• **What you need to do**:
Go through the material below and copy all lines with "previous".

== Material to process ==

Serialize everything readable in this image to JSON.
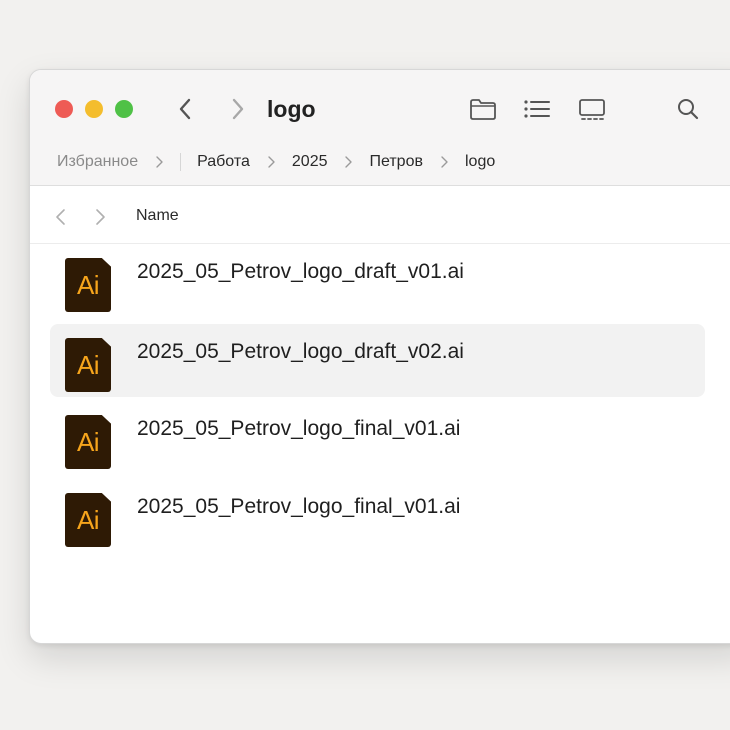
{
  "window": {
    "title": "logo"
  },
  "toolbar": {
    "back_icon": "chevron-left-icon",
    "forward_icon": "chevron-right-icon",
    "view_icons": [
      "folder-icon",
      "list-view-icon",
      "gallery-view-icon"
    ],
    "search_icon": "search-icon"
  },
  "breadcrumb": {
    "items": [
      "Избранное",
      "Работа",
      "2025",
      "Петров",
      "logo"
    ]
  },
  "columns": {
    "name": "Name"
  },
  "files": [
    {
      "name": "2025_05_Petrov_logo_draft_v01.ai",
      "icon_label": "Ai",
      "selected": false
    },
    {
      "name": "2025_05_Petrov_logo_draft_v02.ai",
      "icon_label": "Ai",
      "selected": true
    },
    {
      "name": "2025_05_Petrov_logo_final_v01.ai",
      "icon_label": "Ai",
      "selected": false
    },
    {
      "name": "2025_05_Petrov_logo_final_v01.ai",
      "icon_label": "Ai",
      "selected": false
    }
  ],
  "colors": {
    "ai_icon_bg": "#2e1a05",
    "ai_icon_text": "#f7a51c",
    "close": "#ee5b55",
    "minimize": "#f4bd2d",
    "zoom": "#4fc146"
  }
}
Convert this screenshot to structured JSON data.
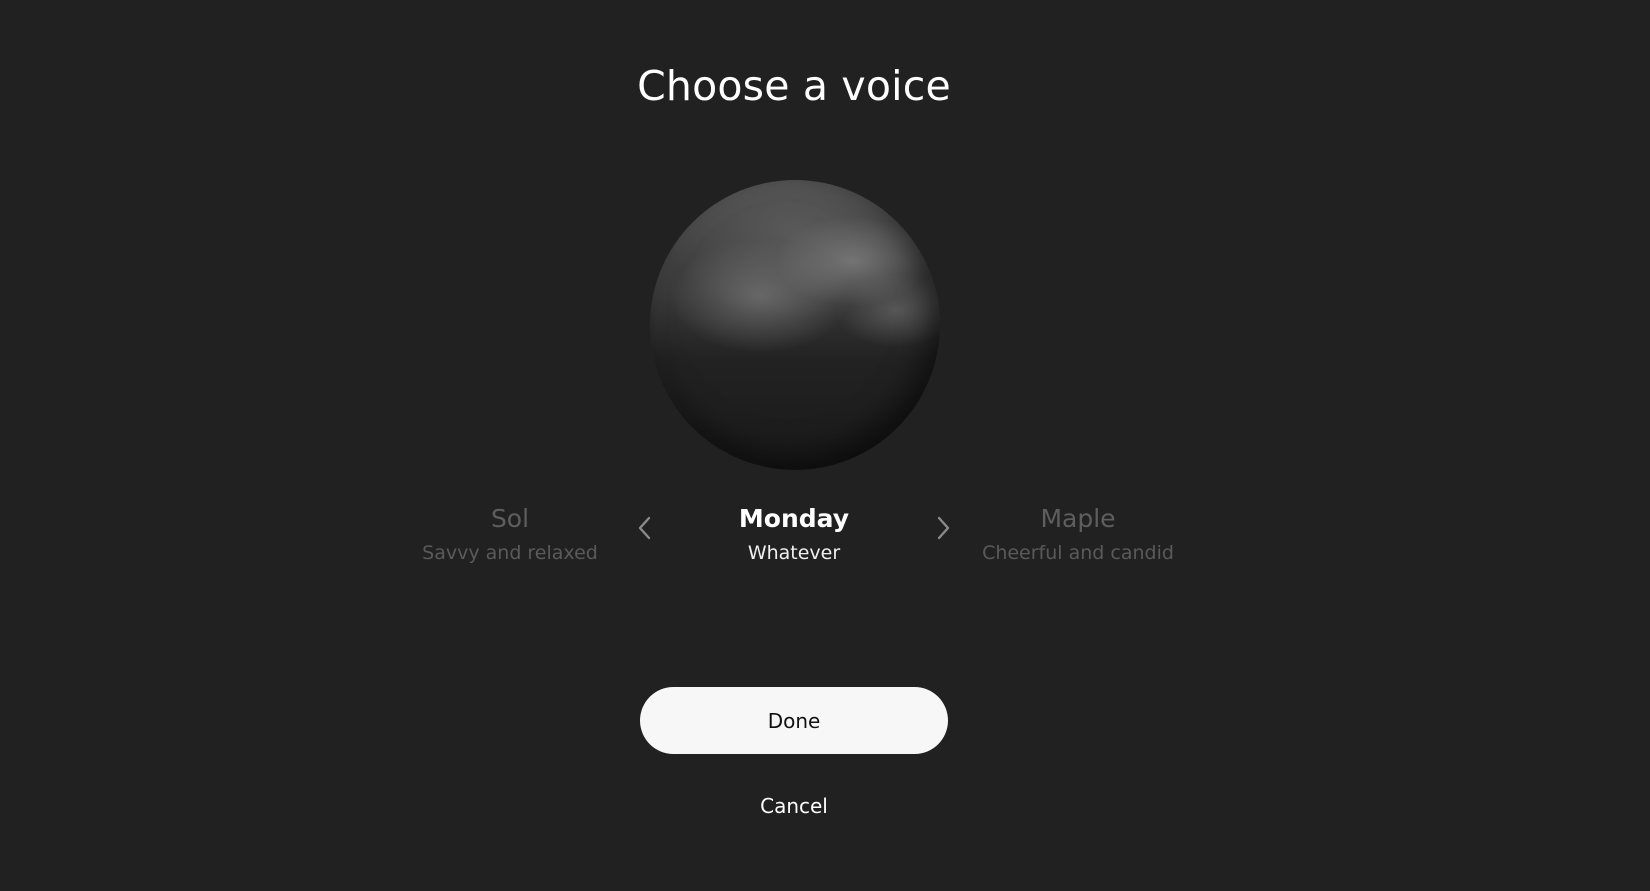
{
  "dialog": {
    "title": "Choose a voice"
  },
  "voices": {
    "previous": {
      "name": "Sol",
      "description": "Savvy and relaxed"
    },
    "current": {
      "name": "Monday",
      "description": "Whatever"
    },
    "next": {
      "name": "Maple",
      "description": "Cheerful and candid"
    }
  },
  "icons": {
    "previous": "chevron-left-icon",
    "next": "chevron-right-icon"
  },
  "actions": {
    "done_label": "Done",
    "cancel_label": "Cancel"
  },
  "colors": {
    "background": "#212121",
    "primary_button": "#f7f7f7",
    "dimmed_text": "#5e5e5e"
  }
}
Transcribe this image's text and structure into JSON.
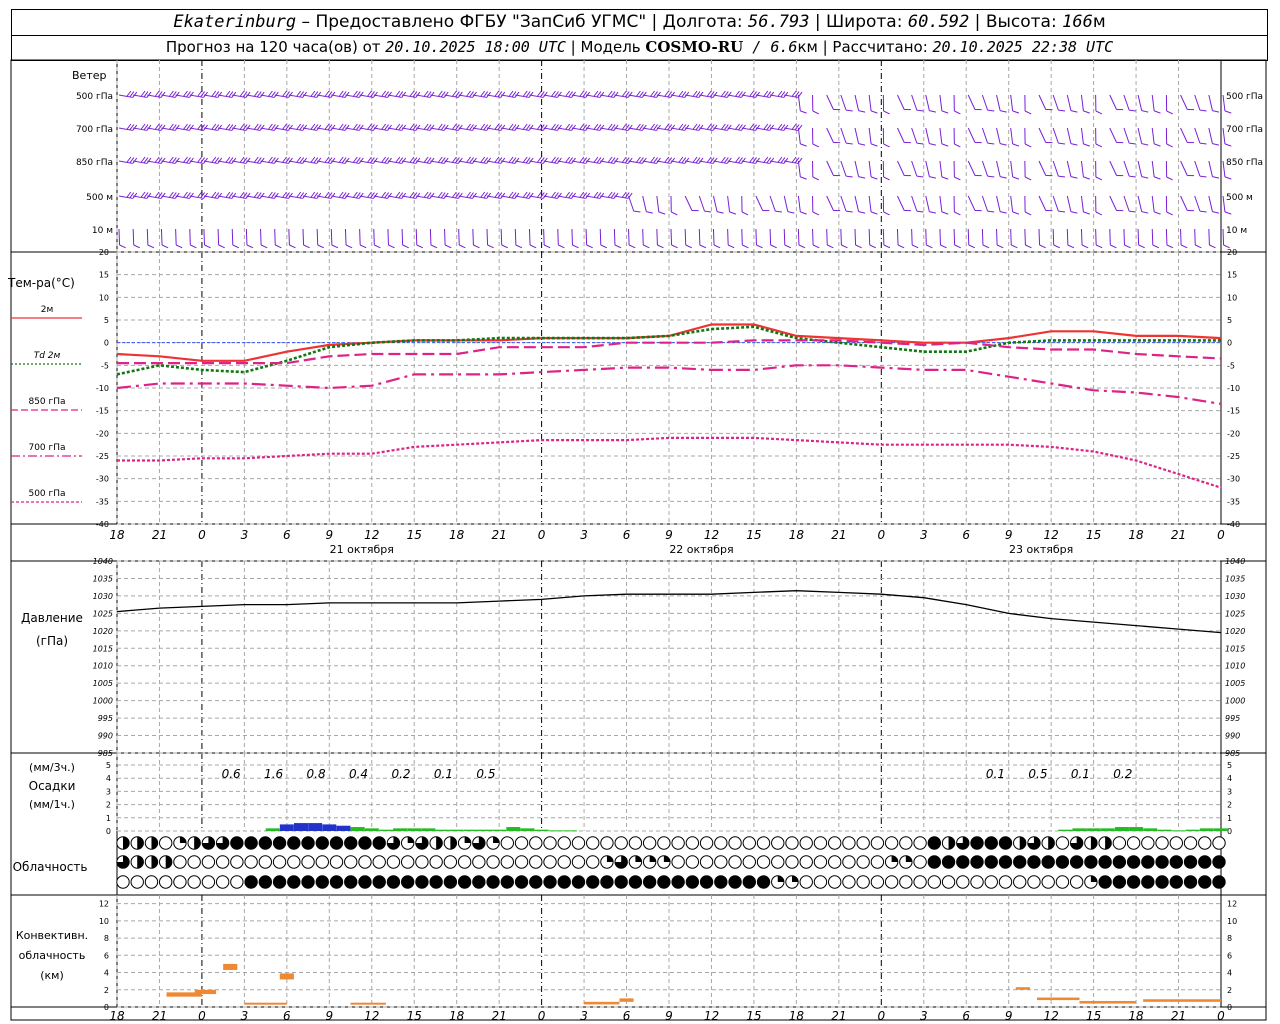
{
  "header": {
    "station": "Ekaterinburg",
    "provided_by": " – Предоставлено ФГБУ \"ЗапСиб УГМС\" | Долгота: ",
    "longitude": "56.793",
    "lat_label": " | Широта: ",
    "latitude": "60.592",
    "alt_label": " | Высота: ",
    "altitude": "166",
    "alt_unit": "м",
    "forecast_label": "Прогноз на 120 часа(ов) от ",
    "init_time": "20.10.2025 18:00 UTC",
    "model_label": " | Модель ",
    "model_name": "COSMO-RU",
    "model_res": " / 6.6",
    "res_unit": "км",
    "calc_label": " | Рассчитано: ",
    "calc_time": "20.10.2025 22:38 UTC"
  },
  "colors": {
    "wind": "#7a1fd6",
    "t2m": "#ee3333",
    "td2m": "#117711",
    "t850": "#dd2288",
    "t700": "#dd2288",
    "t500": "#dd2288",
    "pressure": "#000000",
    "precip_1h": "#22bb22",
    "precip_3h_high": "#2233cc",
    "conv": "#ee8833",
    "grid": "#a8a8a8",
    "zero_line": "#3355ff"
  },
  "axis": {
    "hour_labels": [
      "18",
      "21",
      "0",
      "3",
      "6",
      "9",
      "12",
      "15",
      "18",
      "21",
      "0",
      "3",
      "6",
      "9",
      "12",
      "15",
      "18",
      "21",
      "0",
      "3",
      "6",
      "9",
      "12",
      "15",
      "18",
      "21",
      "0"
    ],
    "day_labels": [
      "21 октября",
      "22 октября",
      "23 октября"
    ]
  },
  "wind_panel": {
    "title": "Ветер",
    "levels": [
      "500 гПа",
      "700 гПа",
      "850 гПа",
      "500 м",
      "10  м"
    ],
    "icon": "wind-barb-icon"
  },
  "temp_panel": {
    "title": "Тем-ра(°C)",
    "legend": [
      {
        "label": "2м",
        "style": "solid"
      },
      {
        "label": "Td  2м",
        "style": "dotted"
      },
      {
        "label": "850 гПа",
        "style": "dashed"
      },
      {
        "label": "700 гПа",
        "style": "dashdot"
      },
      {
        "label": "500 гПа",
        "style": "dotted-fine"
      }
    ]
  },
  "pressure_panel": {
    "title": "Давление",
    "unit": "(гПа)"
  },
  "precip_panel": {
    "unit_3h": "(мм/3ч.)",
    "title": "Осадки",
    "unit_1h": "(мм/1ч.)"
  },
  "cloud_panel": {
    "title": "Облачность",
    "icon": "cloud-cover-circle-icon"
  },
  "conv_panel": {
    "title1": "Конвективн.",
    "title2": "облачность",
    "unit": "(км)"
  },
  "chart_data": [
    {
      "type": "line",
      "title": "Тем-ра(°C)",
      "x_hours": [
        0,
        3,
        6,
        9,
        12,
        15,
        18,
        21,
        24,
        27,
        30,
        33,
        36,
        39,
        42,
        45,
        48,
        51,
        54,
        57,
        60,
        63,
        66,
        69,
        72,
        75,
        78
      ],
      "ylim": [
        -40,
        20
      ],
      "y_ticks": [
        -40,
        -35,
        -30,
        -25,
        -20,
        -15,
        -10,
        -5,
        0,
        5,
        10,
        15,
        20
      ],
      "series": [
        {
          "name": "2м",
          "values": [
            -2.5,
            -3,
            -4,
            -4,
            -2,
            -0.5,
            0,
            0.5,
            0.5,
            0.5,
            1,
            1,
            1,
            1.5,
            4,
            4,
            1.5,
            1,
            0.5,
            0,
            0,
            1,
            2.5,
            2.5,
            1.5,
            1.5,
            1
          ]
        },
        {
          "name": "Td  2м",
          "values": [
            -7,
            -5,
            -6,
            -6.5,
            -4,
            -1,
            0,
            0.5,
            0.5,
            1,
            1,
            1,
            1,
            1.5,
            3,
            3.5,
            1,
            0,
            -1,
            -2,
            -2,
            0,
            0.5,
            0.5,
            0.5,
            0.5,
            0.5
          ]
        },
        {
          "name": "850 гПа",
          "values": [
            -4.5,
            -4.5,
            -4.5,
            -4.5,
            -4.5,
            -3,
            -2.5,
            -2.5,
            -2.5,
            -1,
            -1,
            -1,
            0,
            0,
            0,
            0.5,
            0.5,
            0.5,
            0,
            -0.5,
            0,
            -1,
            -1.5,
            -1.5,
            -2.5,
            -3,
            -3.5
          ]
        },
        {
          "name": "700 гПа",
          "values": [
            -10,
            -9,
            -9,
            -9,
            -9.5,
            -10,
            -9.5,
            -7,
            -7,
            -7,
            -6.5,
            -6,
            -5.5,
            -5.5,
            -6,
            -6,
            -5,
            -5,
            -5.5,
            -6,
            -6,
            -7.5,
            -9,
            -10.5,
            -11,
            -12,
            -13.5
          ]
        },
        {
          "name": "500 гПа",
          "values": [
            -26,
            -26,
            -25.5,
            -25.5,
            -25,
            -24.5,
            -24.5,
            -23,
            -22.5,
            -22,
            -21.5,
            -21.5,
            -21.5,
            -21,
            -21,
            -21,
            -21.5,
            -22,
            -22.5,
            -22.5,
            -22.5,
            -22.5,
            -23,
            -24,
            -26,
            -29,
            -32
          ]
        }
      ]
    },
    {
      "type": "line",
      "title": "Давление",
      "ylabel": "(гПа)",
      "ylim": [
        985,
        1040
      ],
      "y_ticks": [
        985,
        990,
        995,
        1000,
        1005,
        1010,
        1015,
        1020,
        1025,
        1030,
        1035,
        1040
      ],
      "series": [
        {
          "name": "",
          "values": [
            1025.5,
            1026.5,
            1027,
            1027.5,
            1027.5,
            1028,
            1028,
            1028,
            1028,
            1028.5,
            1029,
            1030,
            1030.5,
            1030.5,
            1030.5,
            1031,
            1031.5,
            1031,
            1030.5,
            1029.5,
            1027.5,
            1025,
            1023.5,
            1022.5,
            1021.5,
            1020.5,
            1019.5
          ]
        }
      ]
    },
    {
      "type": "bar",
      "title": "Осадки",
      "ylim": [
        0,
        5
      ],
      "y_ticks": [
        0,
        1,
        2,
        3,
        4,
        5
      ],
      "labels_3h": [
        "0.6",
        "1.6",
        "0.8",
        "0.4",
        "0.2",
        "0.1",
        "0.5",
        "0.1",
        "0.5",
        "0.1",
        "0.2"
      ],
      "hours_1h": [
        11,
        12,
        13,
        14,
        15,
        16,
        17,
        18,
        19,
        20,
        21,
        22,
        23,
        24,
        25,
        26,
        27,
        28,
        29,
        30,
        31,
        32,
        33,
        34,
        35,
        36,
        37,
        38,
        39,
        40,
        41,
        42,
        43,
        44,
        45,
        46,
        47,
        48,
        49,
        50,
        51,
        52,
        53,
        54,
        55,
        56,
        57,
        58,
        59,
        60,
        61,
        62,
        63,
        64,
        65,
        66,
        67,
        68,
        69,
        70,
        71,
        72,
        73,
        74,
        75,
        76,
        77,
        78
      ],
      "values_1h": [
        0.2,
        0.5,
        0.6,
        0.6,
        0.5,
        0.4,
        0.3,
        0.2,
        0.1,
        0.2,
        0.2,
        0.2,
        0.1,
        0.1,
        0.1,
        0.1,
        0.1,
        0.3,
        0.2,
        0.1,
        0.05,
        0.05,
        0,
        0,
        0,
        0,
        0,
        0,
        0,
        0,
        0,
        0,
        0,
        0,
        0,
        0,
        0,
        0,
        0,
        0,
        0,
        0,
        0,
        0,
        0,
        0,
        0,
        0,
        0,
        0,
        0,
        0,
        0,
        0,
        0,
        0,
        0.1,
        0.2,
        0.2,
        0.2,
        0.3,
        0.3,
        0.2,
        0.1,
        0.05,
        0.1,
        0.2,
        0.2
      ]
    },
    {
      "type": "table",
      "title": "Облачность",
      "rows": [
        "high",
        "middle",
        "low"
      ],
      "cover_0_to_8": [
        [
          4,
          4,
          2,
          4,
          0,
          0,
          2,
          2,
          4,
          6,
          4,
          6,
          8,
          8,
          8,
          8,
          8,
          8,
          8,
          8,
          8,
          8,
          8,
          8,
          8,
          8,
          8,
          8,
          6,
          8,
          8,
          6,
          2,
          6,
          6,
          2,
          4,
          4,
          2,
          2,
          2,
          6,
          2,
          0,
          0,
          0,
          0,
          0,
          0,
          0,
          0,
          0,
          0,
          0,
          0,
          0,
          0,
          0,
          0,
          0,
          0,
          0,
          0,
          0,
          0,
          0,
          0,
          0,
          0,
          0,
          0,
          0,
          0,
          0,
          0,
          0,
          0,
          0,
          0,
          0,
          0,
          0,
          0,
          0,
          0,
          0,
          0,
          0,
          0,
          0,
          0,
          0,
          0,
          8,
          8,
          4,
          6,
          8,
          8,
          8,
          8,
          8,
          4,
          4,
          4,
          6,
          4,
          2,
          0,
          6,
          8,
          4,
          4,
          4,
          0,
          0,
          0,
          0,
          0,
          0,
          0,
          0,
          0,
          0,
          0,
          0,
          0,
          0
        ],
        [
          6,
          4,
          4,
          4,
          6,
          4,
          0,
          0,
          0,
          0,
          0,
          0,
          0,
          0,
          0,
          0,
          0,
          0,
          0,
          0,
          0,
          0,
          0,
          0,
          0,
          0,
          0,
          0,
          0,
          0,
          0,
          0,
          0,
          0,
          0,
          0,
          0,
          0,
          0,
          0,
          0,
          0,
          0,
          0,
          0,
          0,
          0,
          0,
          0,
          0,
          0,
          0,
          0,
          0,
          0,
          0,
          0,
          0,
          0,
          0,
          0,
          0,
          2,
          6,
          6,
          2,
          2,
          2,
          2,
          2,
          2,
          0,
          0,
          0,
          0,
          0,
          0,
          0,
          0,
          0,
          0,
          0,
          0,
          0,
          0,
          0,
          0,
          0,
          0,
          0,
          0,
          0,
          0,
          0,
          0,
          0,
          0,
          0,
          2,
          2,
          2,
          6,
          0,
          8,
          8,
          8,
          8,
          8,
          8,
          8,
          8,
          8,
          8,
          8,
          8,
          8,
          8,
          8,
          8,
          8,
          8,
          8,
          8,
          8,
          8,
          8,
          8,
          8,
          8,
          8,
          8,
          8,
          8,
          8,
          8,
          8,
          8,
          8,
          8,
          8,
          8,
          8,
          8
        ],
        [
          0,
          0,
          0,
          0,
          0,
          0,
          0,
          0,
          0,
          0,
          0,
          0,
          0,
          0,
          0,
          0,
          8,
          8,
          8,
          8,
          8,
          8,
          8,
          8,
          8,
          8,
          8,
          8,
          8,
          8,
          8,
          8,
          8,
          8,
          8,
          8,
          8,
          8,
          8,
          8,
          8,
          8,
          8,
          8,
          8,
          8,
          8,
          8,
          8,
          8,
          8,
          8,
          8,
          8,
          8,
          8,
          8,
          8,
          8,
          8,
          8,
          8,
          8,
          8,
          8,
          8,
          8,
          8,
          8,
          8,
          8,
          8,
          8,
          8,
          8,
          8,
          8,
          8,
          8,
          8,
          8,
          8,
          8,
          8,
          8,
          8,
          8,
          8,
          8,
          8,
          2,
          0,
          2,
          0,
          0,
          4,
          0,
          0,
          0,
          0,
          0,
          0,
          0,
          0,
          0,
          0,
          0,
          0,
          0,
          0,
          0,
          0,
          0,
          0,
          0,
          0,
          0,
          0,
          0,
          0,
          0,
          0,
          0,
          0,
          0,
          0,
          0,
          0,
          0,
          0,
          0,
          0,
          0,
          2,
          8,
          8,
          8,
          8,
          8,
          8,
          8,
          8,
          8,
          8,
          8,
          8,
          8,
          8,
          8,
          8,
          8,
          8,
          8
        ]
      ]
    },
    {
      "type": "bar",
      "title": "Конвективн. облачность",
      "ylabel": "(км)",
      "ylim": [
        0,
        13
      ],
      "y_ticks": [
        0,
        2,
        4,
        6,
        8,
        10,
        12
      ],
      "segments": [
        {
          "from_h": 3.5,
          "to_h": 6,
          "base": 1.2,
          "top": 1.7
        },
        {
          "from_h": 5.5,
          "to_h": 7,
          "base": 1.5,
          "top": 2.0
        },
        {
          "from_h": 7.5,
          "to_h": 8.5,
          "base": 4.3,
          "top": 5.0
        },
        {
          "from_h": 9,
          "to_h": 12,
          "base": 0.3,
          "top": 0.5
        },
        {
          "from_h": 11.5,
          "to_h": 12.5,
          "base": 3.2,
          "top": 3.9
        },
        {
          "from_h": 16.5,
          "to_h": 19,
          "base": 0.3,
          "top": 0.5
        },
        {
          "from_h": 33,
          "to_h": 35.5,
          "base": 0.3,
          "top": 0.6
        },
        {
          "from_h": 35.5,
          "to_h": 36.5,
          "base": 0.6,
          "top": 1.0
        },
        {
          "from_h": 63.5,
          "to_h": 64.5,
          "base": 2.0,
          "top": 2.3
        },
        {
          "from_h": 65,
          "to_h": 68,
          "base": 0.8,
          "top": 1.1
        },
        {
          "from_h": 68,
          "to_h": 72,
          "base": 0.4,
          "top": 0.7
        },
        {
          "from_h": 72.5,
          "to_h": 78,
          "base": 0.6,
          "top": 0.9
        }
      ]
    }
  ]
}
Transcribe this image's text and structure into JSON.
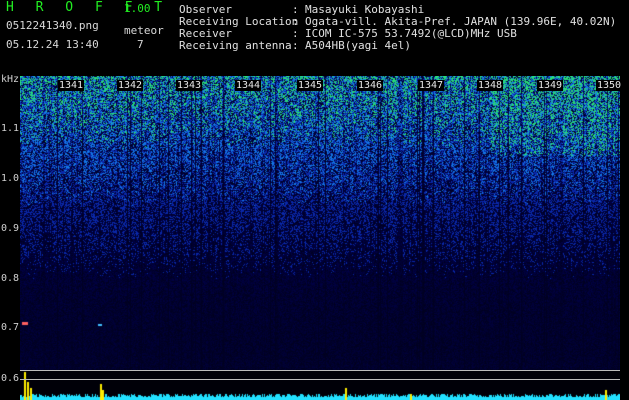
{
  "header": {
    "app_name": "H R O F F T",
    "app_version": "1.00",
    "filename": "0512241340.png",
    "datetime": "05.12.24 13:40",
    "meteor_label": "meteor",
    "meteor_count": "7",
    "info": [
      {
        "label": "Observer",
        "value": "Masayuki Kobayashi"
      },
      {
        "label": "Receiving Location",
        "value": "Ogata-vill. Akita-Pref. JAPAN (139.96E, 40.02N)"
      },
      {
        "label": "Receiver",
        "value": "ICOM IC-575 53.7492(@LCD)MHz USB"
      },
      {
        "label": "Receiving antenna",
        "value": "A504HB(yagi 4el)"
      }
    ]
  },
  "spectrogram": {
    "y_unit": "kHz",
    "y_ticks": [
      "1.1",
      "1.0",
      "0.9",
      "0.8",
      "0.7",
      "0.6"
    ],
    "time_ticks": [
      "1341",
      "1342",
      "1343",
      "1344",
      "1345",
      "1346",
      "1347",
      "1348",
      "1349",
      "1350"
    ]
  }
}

===

• **Correct output**:
    "previous": {
    "previous": "chevron-left-icon",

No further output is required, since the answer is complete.